Rows from a figure dataset>
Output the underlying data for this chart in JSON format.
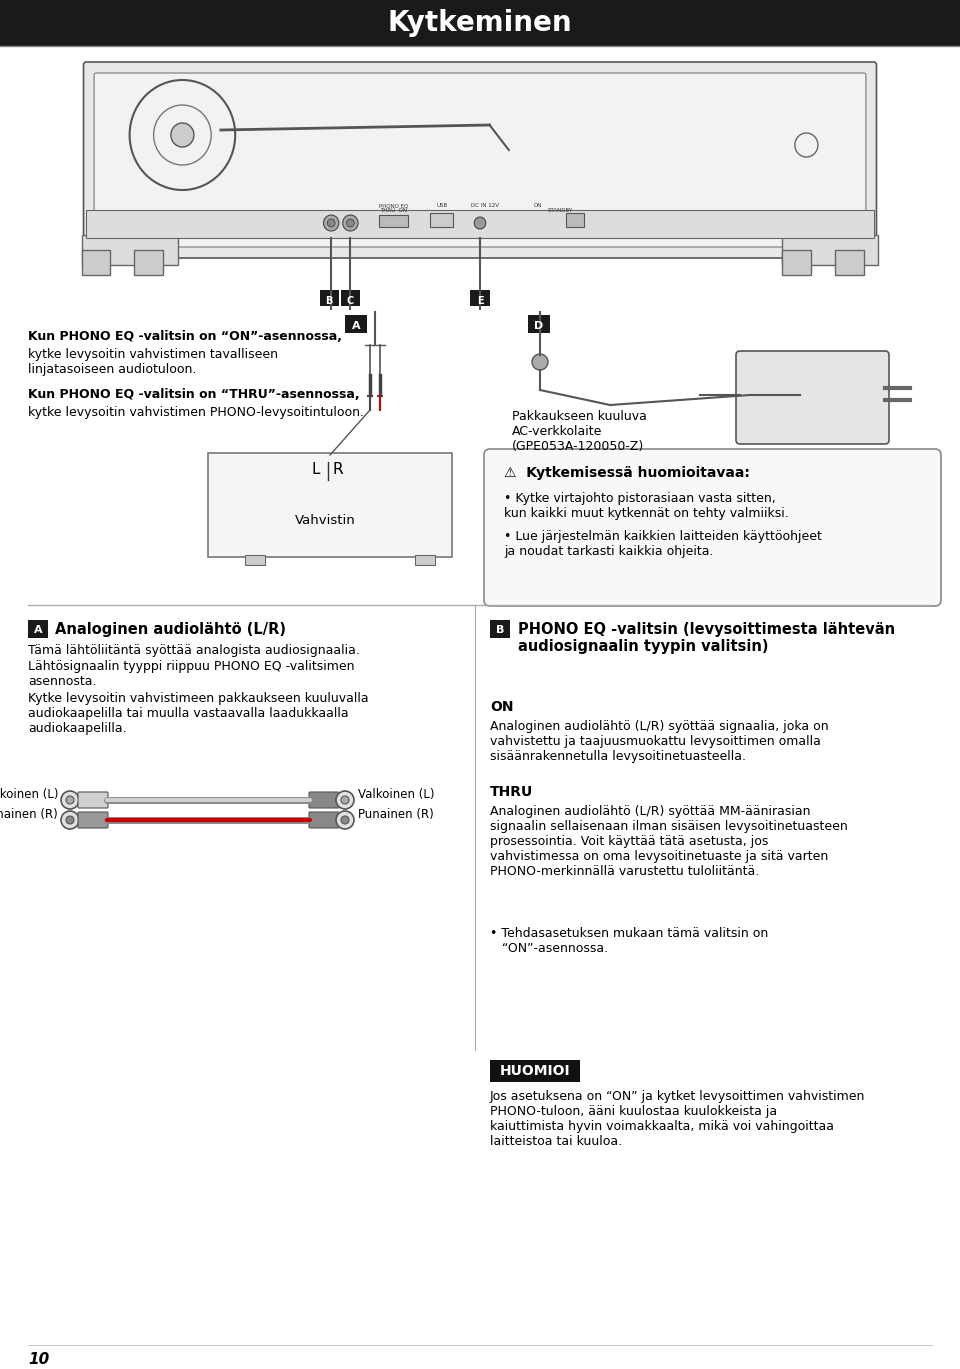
{
  "title": "Kytkeminen",
  "title_bg": "#1a1a1a",
  "title_color": "#ffffff",
  "title_fontsize": 20,
  "page_bg": "#ffffff",
  "page_number": "10",
  "text_on_bold": "Kun PHONO EQ -valitsin on “ON”-asennossa,",
  "text_on_normal": "kytke levysoitin vahvistimen tavalliseen\nlinjatasoiseen audiotuloon.",
  "text_thru_bold": "Kun PHONO EQ -valitsin on “THRU”-asennossa,",
  "text_thru_normal": "kytke levysoitin vahvistimen PHONO-levysoitintuloon.",
  "ac_text": "Pakkaukseen kuuluva\nAC-verkkolaite\n(GPE053A-120050-Z)",
  "warning_title": "⚠  Kytkemisessä huomioitavaa:",
  "warning_bullet1": "Kytke virtajohto pistorasiaan vasta sitten,\nkun kaikki muut kytkennät on tehty valmiiksi.",
  "warning_bullet2": "Lue järjestelmän kaikkien laitteiden käyttöohjeet\nja noudat tarkasti kaikkia ohjeita.",
  "vahvistin_label": "Vahvistin",
  "section_A_title": "Analoginen audiolähtö (L/R)",
  "section_A_text1": "Tämä lähtöliitäntä syöttää analogista audiosignaalia.",
  "section_A_text2": "Lähtösignaalin tyyppi riippuu PHONO EQ -valitsimen\nasennosta.",
  "section_A_text3": "Kytke levysoitin vahvistimeen pakkaukseen kuuluvalla\naudiokaapelilla tai muulla vastaavalla laadukkaalla\naudiokaapelilla.",
  "cable_left_white": "Valkoinen (L)",
  "cable_left_red": "Punainen (R)",
  "cable_right_white": "Valkoinen (L)",
  "cable_right_red": "Punainen (R)",
  "section_B_title": "PHONO EQ -valitsin (levysoittimesta lähtevän\naudiosignaalin tyypin valitsin)",
  "section_B_on_title": "ON",
  "section_B_on_text": "Analoginen audiolähtö (L/R) syöttää signaalia, joka on\nvahvistettu ja taajuusmuokattu levysoittimen omalla\nsisäänrakennetulla levysoitinetuasteella.",
  "section_B_thru_title": "THRU",
  "section_B_thru_text": "Analoginen audiolähtö (L/R) syöttää MM-äänirasian\nsignaalin sellaisenaan ilman sisäisen levysoitinetuasteen\nprosessointia. Voit käyttää tätä asetusta, jos\nvahvistimessa on oma levysoitinetuaste ja sitä varten\nPHONO-merkinnällä varustettu tuloliitäntä.",
  "section_B_thru_bullet": "Tehdasasetuksen mukaan tämä valitsin on\n   “ON”-asennossa.",
  "huomio_title": "HUOMIOI",
  "huomio_text": "Jos asetuksena on “ON” ja kytket levysoittimen vahvistimen\nPHONO-tuloon, ääni kuulostaa kuulokkeista ja\nkaiuttimista hyvin voimakkaalta, mikä voi vahingoittaa\nlaitteistoa tai kuuloa.",
  "label_bg": "#1a1a1a",
  "label_fg": "#ffffff",
  "huomio_bg": "#111111",
  "huomio_fg": "#ffffff"
}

Directions for this task>
In the entries above, identify each line that includes the string "nPHONO", then copy it.

Response>
  "section_B_thru_text": "Analoginen audiolähtö (L/R) syöttää MM-äänirasian\nsignaalin sellaisenaan ilman sisäisen levysoitinetuasteen\nprosessointia. Voit käyttää tätä asetusta, jos\nvahvistimessa on oma levysoitinetuaste ja sitä varten\nPHONO-merkinnällä varustettu tuloliitäntä.",
  "huomio_text": "Jos asetuksena on “ON” ja kytket levysoittimen vahvistimen\nPHONO-tuloon, ääni kuulostaa kuulokkeista ja\nkaiuttimista hyvin voimakkaalta, mikä voi vahingoittaa\nlaitteistoa tai kuuloa.",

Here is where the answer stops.